→ Challenge
Copy all of the material below exactly.

→ Data provided
* START *

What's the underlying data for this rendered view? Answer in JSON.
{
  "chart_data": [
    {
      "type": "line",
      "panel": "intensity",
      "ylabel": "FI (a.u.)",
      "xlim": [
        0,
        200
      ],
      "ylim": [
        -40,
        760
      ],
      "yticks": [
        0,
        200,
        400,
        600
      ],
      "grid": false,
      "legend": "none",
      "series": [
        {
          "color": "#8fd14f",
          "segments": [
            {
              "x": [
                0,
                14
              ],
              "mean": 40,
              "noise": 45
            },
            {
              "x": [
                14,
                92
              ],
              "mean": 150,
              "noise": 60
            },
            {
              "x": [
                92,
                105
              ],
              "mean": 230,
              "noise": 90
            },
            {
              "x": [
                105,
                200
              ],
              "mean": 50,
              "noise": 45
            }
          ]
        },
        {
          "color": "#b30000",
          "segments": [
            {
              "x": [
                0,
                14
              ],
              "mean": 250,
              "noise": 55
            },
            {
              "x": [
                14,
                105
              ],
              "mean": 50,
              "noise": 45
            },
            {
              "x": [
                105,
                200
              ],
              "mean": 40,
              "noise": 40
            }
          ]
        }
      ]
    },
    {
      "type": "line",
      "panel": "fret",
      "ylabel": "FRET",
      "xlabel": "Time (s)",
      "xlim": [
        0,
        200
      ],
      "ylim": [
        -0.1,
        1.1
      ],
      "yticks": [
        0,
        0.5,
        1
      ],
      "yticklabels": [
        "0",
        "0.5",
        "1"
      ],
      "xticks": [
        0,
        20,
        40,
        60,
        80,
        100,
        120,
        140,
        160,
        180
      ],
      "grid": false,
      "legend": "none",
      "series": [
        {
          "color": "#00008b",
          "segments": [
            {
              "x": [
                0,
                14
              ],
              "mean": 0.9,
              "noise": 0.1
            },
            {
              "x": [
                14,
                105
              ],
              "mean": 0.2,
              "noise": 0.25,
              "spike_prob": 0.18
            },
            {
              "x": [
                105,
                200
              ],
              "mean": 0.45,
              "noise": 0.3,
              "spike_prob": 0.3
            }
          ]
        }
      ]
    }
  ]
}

* END *

→ Task output
What's the underlying data for this rendered view? Answer in JSON.
{
  "chart_data": [
    {
      "type": "line",
      "panel": "intensity",
      "ylabel": "FI (a.u.)",
      "xlim": [
        0,
        200
      ],
      "ylim": [
        -40,
        760
      ],
      "yticks": [
        0,
        200,
        400,
        600
      ],
      "grid": false,
      "legend": "none",
      "series": [
        {
          "color": "#8fd14f",
          "segments": [
            {
              "x": [
                0,
                14
              ],
              "mean": 40,
              "noise": 45
            },
            {
              "x": [
                14,
                92
              ],
              "mean": 150,
              "noise": 60
            },
            {
              "x": [
                92,
                105
              ],
              "mean": 230,
              "noise": 90
            },
            {
              "x": [
                105,
                200
              ],
              "mean": 50,
              "noise": 45
            }
          ]
        },
        {
          "color": "#b30000",
          "segments": [
            {
              "x": [
                0,
                14
              ],
              "mean": 250,
              "noise": 55
            },
            {
              "x": [
                14,
                105
              ],
              "mean": 50,
              "noise": 45
            },
            {
              "x": [
                105,
                200
              ],
              "mean": 40,
              "noise": 40
            }
          ]
        }
      ]
    },
    {
      "type": "line",
      "panel": "fret",
      "ylabel": "FRET",
      "xlabel": "Time (s)",
      "xlim": [
        0,
        200
      ],
      "ylim": [
        -0.1,
        1.1
      ],
      "yticks": [
        0,
        0.5,
        1
      ],
      "yticklabels": [
        "0",
        "0.5",
        "1"
      ],
      "xticks": [
        0,
        20,
        40,
        60,
        80,
        100,
        120,
        140,
        160,
        180
      ],
      "grid": false,
      "legend": "none",
      "series": [
        {
          "color": "#00008b",
          "segments": [
            {
              "x": [
                0,
                14
              ],
              "mean": 0.9,
              "noise": 0.1
            },
            {
              "x": [
                14,
                105
              ],
              "mean": 0.2,
              "noise": 0.25,
              "spike_prob": 0.18
            },
            {
              "x": [
                105,
                200
              ],
              "mean": 0.45,
              "noise": 0.3,
              "spike_prob": 0.3
            }
          ]
        }
      ]
    }
  ]
}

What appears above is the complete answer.